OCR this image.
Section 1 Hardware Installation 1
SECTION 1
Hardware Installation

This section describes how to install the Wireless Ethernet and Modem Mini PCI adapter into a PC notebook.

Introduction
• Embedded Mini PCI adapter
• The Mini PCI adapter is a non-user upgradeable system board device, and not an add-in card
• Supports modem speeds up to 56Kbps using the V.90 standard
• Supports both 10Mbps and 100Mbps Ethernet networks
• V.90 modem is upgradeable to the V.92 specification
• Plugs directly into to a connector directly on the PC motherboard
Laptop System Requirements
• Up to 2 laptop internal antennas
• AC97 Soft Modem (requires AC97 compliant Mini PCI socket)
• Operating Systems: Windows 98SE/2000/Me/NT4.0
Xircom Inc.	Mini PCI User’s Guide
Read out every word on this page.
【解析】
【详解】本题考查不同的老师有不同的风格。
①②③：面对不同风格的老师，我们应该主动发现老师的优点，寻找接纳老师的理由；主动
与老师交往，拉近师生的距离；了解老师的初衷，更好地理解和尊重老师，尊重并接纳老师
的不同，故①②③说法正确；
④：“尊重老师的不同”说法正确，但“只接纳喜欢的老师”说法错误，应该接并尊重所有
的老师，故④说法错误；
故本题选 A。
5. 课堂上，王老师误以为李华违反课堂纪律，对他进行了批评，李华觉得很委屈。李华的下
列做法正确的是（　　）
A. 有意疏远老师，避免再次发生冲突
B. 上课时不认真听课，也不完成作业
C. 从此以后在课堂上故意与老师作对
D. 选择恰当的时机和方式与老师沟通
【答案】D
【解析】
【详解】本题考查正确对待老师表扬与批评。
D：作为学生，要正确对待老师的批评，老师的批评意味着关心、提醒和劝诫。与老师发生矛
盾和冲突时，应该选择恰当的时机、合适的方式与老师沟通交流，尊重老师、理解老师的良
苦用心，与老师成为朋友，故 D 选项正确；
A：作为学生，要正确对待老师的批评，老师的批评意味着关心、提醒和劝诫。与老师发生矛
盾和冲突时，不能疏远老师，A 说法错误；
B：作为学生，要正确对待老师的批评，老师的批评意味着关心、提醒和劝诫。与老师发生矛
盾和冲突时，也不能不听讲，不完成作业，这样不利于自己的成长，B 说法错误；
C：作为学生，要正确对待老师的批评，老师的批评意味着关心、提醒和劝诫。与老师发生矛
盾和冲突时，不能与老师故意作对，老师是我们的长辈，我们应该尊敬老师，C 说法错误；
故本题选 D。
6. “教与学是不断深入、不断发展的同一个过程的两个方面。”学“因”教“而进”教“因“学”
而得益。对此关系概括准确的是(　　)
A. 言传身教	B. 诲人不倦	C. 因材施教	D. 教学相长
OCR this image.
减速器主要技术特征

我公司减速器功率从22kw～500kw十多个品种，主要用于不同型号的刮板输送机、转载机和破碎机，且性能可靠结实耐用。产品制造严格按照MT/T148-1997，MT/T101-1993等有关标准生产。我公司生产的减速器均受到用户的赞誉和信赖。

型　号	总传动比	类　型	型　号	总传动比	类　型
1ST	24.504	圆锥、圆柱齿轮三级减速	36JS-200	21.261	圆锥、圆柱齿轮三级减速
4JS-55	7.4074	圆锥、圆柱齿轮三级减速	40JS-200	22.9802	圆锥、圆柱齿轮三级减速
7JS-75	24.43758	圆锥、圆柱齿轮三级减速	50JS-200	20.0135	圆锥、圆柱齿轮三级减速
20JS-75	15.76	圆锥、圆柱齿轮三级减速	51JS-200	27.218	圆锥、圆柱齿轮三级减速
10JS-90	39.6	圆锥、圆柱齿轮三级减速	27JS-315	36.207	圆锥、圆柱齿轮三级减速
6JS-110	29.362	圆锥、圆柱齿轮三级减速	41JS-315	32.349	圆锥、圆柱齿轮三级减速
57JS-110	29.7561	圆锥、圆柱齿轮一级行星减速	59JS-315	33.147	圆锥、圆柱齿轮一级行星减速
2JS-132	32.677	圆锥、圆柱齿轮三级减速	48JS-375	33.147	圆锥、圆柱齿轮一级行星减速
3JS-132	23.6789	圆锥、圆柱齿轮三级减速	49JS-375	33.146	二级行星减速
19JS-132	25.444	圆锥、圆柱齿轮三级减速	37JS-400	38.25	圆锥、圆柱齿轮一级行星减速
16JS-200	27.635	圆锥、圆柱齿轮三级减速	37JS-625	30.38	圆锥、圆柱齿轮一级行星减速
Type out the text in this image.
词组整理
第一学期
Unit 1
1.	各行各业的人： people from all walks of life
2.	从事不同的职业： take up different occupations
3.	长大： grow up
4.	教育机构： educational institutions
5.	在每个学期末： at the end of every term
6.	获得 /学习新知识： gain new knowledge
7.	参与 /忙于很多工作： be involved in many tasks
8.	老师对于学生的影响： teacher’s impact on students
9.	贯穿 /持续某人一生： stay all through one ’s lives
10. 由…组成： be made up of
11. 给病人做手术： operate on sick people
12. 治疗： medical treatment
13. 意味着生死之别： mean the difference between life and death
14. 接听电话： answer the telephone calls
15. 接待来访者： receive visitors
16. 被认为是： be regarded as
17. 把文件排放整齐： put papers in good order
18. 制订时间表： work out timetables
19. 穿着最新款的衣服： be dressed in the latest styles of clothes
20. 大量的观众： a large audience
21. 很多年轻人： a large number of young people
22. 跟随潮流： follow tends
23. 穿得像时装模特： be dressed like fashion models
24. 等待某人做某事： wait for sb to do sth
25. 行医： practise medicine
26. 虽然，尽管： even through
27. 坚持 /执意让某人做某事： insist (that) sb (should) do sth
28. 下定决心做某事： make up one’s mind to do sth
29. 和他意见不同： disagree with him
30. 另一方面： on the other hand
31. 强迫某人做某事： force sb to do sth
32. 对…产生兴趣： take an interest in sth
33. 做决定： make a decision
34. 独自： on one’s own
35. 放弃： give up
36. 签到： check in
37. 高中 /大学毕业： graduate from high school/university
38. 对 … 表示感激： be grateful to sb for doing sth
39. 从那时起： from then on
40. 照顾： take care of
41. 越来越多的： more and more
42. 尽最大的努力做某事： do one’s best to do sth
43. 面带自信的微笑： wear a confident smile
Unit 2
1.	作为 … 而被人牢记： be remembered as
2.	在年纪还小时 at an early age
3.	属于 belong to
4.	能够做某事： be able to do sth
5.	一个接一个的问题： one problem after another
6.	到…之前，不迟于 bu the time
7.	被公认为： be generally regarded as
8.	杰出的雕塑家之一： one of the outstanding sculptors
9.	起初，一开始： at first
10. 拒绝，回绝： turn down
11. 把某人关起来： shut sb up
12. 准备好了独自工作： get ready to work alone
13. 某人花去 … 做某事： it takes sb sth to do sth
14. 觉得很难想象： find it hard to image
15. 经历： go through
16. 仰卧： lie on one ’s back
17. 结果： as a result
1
------------
Copy whichever lines in the listing above contain the word "large".

20. 大量的观众： a large audience
21. 很多年轻人： a large number of young people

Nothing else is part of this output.